§ **To do**: Write out each entry, exactly the way it appears.

^^^^^^^^^^^^^^^^

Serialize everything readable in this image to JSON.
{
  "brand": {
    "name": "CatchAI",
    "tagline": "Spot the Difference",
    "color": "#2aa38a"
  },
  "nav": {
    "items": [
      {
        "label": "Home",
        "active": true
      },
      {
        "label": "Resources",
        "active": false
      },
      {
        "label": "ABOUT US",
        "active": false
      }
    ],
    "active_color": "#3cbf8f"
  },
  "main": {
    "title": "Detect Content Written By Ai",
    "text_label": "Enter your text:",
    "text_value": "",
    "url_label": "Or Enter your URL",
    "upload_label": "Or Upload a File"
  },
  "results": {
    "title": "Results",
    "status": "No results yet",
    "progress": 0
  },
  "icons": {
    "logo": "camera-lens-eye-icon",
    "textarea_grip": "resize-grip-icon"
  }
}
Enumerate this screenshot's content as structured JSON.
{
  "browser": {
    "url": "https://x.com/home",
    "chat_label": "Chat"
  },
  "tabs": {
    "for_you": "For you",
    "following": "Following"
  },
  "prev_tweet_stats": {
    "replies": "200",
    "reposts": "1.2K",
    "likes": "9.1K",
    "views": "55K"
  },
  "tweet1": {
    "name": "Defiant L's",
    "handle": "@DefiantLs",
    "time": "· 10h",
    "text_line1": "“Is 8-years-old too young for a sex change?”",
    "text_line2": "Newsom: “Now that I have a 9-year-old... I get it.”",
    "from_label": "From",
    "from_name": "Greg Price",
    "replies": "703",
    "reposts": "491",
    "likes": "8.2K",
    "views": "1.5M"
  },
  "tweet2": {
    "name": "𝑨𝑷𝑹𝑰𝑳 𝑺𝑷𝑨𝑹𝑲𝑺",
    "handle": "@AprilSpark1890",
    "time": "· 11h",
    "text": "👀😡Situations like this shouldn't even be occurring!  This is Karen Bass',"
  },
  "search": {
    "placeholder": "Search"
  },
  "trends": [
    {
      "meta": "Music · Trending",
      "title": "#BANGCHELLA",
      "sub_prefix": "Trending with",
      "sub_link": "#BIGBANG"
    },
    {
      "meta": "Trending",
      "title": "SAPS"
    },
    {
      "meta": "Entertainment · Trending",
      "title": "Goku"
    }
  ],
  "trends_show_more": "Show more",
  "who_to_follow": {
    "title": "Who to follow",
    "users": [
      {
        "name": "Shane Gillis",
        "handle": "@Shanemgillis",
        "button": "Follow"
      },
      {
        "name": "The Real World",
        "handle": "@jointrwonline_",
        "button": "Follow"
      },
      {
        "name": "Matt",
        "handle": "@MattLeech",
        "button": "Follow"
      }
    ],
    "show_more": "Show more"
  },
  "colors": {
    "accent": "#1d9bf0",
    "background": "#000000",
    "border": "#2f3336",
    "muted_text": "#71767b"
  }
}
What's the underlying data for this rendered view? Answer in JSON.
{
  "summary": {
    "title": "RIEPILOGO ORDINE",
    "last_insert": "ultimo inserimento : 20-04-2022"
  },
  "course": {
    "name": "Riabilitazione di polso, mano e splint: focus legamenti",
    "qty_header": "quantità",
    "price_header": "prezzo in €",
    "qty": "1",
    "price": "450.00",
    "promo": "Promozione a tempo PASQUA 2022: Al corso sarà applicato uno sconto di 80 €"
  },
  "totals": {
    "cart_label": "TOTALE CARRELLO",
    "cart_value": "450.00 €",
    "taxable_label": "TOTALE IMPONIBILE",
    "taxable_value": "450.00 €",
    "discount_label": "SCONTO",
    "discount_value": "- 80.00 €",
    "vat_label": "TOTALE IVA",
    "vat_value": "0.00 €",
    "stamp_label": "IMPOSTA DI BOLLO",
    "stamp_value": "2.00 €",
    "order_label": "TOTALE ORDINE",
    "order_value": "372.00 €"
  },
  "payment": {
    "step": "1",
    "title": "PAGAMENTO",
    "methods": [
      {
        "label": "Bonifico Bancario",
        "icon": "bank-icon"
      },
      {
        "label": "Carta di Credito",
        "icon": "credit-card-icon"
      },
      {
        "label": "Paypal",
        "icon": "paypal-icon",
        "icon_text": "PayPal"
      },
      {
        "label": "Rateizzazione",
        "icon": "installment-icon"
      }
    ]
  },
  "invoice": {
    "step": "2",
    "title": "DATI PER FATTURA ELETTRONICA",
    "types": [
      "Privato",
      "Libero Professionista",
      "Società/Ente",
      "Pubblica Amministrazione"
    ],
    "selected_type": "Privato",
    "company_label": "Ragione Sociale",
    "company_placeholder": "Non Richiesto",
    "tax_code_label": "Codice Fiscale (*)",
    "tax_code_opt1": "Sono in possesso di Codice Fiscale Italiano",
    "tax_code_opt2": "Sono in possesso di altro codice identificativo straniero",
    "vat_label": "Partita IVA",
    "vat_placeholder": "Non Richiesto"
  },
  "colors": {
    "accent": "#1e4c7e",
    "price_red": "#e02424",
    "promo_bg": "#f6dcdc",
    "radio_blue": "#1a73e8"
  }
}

^^^^^^^^^^^^^^^^

§ **Answer for this exercise**:
Serialize everything readable in this image to JSON.
{
  "brand": {
    "name": "CatchAI",
    "tagline": "Spot the Difference",
    "color": "#2aa38a"
  },
  "nav": {
    "items": [
      {
        "label": "Home",
        "active": true
      },
      {
        "label": "Resources",
        "active": false
      },
      {
        "label": "ABOUT US",
        "active": false
      }
    ],
    "active_color": "#3cbf8f"
  },
  "main": {
    "title": "Detect Content Written By Ai",
    "text_label": "Enter your text:",
    "text_value": "",
    "url_label": "Or Enter your URL",
    "upload_label": "Or Upload a File"
  },
  "results": {
    "title": "Results",
    "status": "No results yet",
    "progress": 0
  },
  "icons": {
    "logo": "camera-lens-eye-icon",
    "textarea_grip": "resize-grip-icon"
  }
}
Enumerate this screenshot's content as structured JSON.
{
  "browser": {
    "url": "https://x.com/home",
    "chat_label": "Chat"
  },
  "tabs": {
    "for_you": "For you",
    "following": "Following"
  },
  "prev_tweet_stats": {
    "replies": "200",
    "reposts": "1.2K",
    "likes": "9.1K",
    "views": "55K"
  },
  "tweet1": {
    "name": "Defiant L's",
    "handle": "@DefiantLs",
    "time": "· 10h",
    "text_line1": "“Is 8-years-old too young for a sex change?”",
    "text_line2": "Newsom: “Now that I have a 9-year-old... I get it.”",
    "from_label": "From",
    "from_name": "Greg Price",
    "replies": "703",
    "reposts": "491",
    "likes": "8.2K",
    "views": "1.5M"
  },
  "tweet2": {
    "name": "𝑨𝑷𝑹𝑰𝑳 𝑺𝑷𝑨𝑹𝑲𝑺",
    "handle": "@AprilSpark1890",
    "time": "· 11h",
    "text": "👀😡Situations like this shouldn't even be occurring!  This is Karen Bass',"
  },
  "search": {
    "placeholder": "Search"
  },
  "trends": [
    {
      "meta": "Music · Trending",
      "title": "#BANGCHELLA",
      "sub_prefix": "Trending with",
      "sub_link": "#BIGBANG"
    },
    {
      "meta": "Trending",
      "title": "SAPS"
    },
    {
      "meta": "Entertainment · Trending",
      "title": "Goku"
    }
  ],
  "trends_show_more": "Show more",
  "who_to_follow": {
    "title": "Who to follow",
    "users": [
      {
        "name": "Shane Gillis",
        "handle": "@Shanemgillis",
        "button": "Follow"
      },
      {
        "name": "The Real World",
        "handle": "@jointrwonline_",
        "button": "Follow"
      },
      {
        "name": "Matt",
        "handle": "@MattLeech",
        "button": "Follow"
      }
    ],
    "show_more": "Show more"
  },
  "colors": {
    "accent": "#1d9bf0",
    "background": "#000000",
    "border": "#2f3336",
    "muted_text": "#71767b"
  }
}
What's the underlying data for this rendered view? Answer in JSON.
{
  "summary": {
    "title": "RIEPILOGO ORDINE",
    "last_insert": "ultimo inserimento : 20-04-2022"
  },
  "course": {
    "name": "Riabilitazione di polso, mano e splint: focus legamenti",
    "qty_header": "quantità",
    "price_header": "prezzo in €",
    "qty": "1",
    "price": "450.00",
    "promo": "Promozione a tempo PASQUA 2022: Al corso sarà applicato uno sconto di 80 €"
  },
  "totals": {
    "cart_label": "TOTALE CARRELLO",
    "cart_value": "450.00 €",
    "taxable_label": "TOTALE IMPONIBILE",
    "taxable_value": "450.00 €",
    "discount_label": "SCONTO",
    "discount_value": "- 80.00 €",
    "vat_label": "TOTALE IVA",
    "vat_value": "0.00 €",
    "stamp_label": "IMPOSTA DI BOLLO",
    "stamp_value": "2.00 €",
    "order_label": "TOTALE ORDINE",
    "order_value": "372.00 €"
  },
  "payment": {
    "step": "1",
    "title": "PAGAMENTO",
    "methods": [
      {
        "label": "Bonifico Bancario",
        "icon": "bank-icon"
      },
      {
        "label": "Carta di Credito",
        "icon": "credit-card-icon"
      },
      {
        "label": "Paypal",
        "icon": "paypal-icon",
        "icon_text": "PayPal"
      },
      {
        "label": "Rateizzazione",
        "icon": "installment-icon"
      }
    ]
  },
  "invoice": {
    "step": "2",
    "title": "DATI PER FATTURA ELETTRONICA",
    "types": [
      "Privato",
      "Libero Professionista",
      "Società/Ente",
      "Pubblica Amministrazione"
    ],
    "selected_type": "Privato",
    "company_label": "Ragione Sociale",
    "company_placeholder": "Non Richiesto",
    "tax_code_label": "Codice Fiscale (*)",
    "tax_code_opt1": "Sono in possesso di Codice Fiscale Italiano",
    "tax_code_opt2": "Sono in possesso di altro codice identificativo straniero",
    "vat_label": "Partita IVA",
    "vat_placeholder": "Non Richiesto"
  },
  "colors": {
    "accent": "#1e4c7e",
    "price_red": "#e02424",
    "promo_bg": "#f6dcdc",
    "radio_blue": "#1a73e8"
  }
}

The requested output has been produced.